TASK REQUIREMENTS
Transcribe the material in full, exactly as written.

RECORDS FOR THIS EXERCISE
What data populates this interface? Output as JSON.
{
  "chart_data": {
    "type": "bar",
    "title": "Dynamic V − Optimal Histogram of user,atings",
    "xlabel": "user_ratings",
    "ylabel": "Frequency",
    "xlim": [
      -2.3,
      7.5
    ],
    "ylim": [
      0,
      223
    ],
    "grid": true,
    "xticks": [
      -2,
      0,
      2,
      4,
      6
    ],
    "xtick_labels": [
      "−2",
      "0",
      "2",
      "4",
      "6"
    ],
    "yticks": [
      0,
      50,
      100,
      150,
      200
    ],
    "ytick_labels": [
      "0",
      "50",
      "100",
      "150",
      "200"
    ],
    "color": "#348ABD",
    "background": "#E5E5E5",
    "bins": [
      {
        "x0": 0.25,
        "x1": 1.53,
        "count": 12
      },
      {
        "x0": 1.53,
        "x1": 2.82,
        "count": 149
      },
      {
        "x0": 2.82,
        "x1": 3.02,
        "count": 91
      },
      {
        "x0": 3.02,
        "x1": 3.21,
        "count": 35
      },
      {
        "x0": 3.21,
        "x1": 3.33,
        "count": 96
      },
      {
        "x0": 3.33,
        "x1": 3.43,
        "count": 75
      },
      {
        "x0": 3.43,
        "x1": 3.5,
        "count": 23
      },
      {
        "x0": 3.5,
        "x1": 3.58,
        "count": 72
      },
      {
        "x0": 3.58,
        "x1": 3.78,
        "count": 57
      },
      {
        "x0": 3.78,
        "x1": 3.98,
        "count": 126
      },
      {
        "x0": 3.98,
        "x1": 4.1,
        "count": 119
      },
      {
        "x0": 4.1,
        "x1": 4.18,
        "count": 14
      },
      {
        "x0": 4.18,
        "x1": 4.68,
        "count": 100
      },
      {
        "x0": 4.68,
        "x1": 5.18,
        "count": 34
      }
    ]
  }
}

SOLUTION TO THIS EXERCISE
What data populates this interface? Output as JSON.
{
  "chart_data": {
    "type": "bar",
    "title": "Dynamic V − Optimal Histogram of user,atings",
    "xlabel": "user_ratings",
    "ylabel": "Frequency",
    "xlim": [
      -2.3,
      7.5
    ],
    "ylim": [
      0,
      223
    ],
    "grid": true,
    "xticks": [
      -2,
      0,
      2,
      4,
      6
    ],
    "xtick_labels": [
      "−2",
      "0",
      "2",
      "4",
      "6"
    ],
    "yticks": [
      0,
      50,
      100,
      150,
      200
    ],
    "ytick_labels": [
      "0",
      "50",
      "100",
      "150",
      "200"
    ],
    "color": "#348ABD",
    "background": "#E5E5E5",
    "bins": [
      {
        "x0": 0.25,
        "x1": 1.53,
        "count": 12
      },
      {
        "x0": 1.53,
        "x1": 2.82,
        "count": 149
      },
      {
        "x0": 2.82,
        "x1": 3.02,
        "count": 91
      },
      {
        "x0": 3.02,
        "x1": 3.21,
        "count": 35
      },
      {
        "x0": 3.21,
        "x1": 3.33,
        "count": 96
      },
      {
        "x0": 3.33,
        "x1": 3.43,
        "count": 75
      },
      {
        "x0": 3.43,
        "x1": 3.5,
        "count": 23
      },
      {
        "x0": 3.5,
        "x1": 3.58,
        "count": 72
      },
      {
        "x0": 3.58,
        "x1": 3.78,
        "count": 57
      },
      {
        "x0": 3.78,
        "x1": 3.98,
        "count": 126
      },
      {
        "x0": 3.98,
        "x1": 4.1,
        "count": 119
      },
      {
        "x0": 4.1,
        "x1": 4.18,
        "count": 14
      },
      {
        "x0": 4.18,
        "x1": 4.68,
        "count": 100
      },
      {
        "x0": 4.68,
        "x1": 5.18,
        "count": 34
      }
    ]
  }
}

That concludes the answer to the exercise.